Task directions
Repeat the records word for word, excluding any picture.
***
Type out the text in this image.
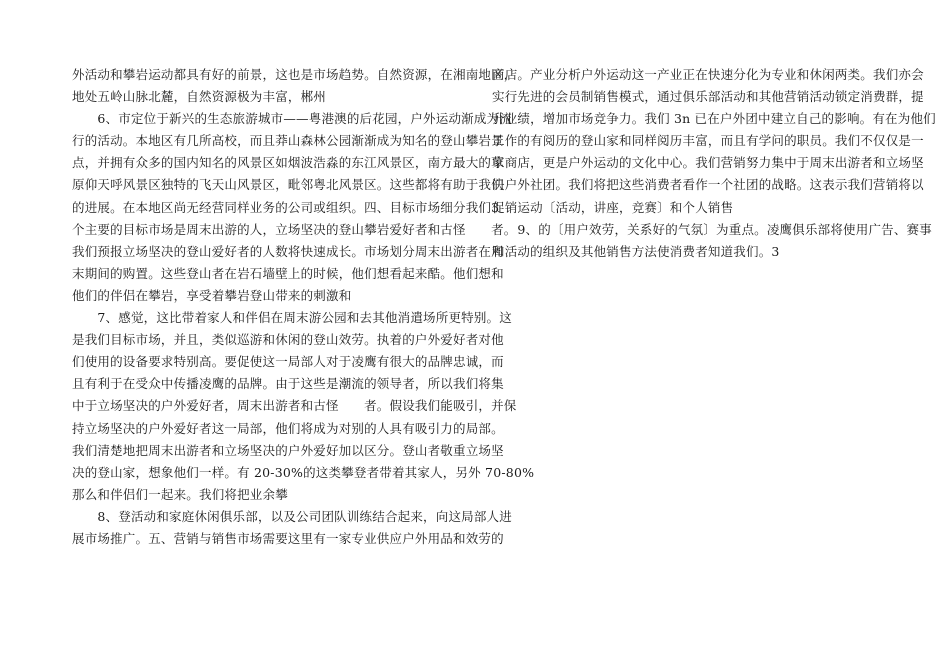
外活动和攀岩运动都具有好的前景，这也是市场趋势。自然资源，在湘南地区，
地处五岭山脉北麓，自然资源极为丰富，郴州
　　6、市定位于新兴的生态旅游城市——粤港澳的后花园，户外运动渐成为流
行的活动。本地区有几所高校，而且莽山森林公园渐渐成为知名的登山攀岩景
点，并拥有众多的国内知名的风景区如烟波浩淼的东江风景区，南方最大的草
原仰天呼风景区独特的飞天山风景区，毗邻粤北风景区。这些都将有助于我们
的进展。在本地区尚无经营同样业务的公司或组织。四、目标市场细分我们3
个主要的目标市场是周末出游的人，立场坚决的登山攀岩爱好者和古怪　　者。
我们预报立场坚决的登山爱好者的人数将快速成长。市场划分周末出游者在周
末期间的购置。这些登山者在岩石墙壁上的时候，他们想看起来酷。他们想和
他们的伴侣在攀岩，享受着攀岩登山带来的刺激和
　　7、感觉，这比带着家人和伴侣在周末游公园和去其他消遣场所更特别。这
是我们目标市场，并且，类似巡游和休闲的登山效劳。执着的户外爱好者对他
们使用的设备要求特别高。要促使这一局部人对于凌鹰有很大的品牌忠诚，而
且有利于在受众中传播凌鹰的品牌。由于这些是潮流的领导者，所以我们将集
中于立场坚决的户外爱好者，周末出游者和古怪　　者。假设我们能吸引，并保
持立场坚决的户外爱好者这一局部，他们将成为对别的人具有吸引力的局部。
我们清楚地把周末出游者和立场坚决的户外爱好加以区分。登山者敬重立场坚
决的登山家，想象他们一样。有 20-30%的这类攀登者带着其家人，另外 70-80%
那么和伴侣们一起来。我们将把业余攀
　　8、登活动和家庭休闲俱乐部，以及公司团队训练结合起来，向这局部人进
展市场推广。五、营销与销售市场需要这里有一家专业供应户外用品和效劳的
商店。产业分析户外运动这一产业正在快速分化为专业和休闲两类。我们亦会
实行先进的会员制销售模式，通过俱乐部活动和其他营销活动锁定消费群，提
升业绩，增加市场竞争力。我们 3n 已在户外团中建立自己的影响。有在为他们
工作的有阅历的登山家和同样阅历丰富，而且有学问的职员。我们不仅仅是一
家商店，更是户外运动的文化中心。我们营销努力集中于周末出游者和立场坚
决户外社团。我们将把这些消费者看作一个社团的战略。这表示我们营销将以
促销运动〔活动，讲座，竞赛〕和个人销售
　　9、的〔用户效劳，关系好的气氛〕为重点。凌鹰俱乐部将使用广告、赛事
和活动的组织及其他销售方法使消费者知道我们。3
***
Reply
Type out the text in this image.
外活动和攀岩运动都具有好的前景，这也是市场趋势。自然资源，在湘南地区，
地处五岭山脉北麓，自然资源极为丰富，郴州
　　6、市定位于新兴的生态旅游城市——粤港澳的后花园，户外运动渐成为流
行的活动。本地区有几所高校，而且莽山森林公园渐渐成为知名的登山攀岩景
点，并拥有众多的国内知名的风景区如烟波浩淼的东江风景区，南方最大的草
原仰天呼风景区独特的飞天山风景区，毗邻粤北风景区。这些都将有助于我们
的进展。在本地区尚无经营同样业务的公司或组织。四、目标市场细分我们3
个主要的目标市场是周末出游的人，立场坚决的登山攀岩爱好者和古怪　　者。
我们预报立场坚决的登山爱好者的人数将快速成长。市场划分周末出游者在周
末期间的购置。这些登山者在岩石墙壁上的时候，他们想看起来酷。他们想和
他们的伴侣在攀岩，享受着攀岩登山带来的刺激和
　　7、感觉，这比带着家人和伴侣在周末游公园和去其他消遣场所更特别。这
是我们目标市场，并且，类似巡游和休闲的登山效劳。执着的户外爱好者对他
们使用的设备要求特别高。要促使这一局部人对于凌鹰有很大的品牌忠诚，而
且有利于在受众中传播凌鹰的品牌。由于这些是潮流的领导者，所以我们将集
中于立场坚决的户外爱好者，周末出游者和古怪　　者。假设我们能吸引，并保
持立场坚决的户外爱好者这一局部，他们将成为对别的人具有吸引力的局部。
我们清楚地把周末出游者和立场坚决的户外爱好加以区分。登山者敬重立场坚
决的登山家，想象他们一样。有 20-30%的这类攀登者带着其家人，另外 70-80%
那么和伴侣们一起来。我们将把业余攀
　　8、登活动和家庭休闲俱乐部，以及公司团队训练结合起来，向这局部人进
展市场推广。五、营销与销售市场需要这里有一家专业供应户外用品和效劳的
商店。产业分析户外运动这一产业正在快速分化为专业和休闲两类。我们亦会
实行先进的会员制销售模式，通过俱乐部活动和其他营销活动锁定消费群，提
升业绩，增加市场竞争力。我们 3n 已在户外团中建立自己的影响。有在为他们
工作的有阅历的登山家和同样阅历丰富，而且有学问的职员。我们不仅仅是一
家商店，更是户外运动的文化中心。我们营销努力集中于周末出游者和立场坚
决户外社团。我们将把这些消费者看作一个社团的战略。这表示我们营销将以
促销运动〔活动，讲座，竞赛〕和个人销售
　　9、的〔用户效劳，关系好的气氛〕为重点。凌鹰俱乐部将使用广告、赛事
和活动的组织及其他销售方法使消费者知道我们。3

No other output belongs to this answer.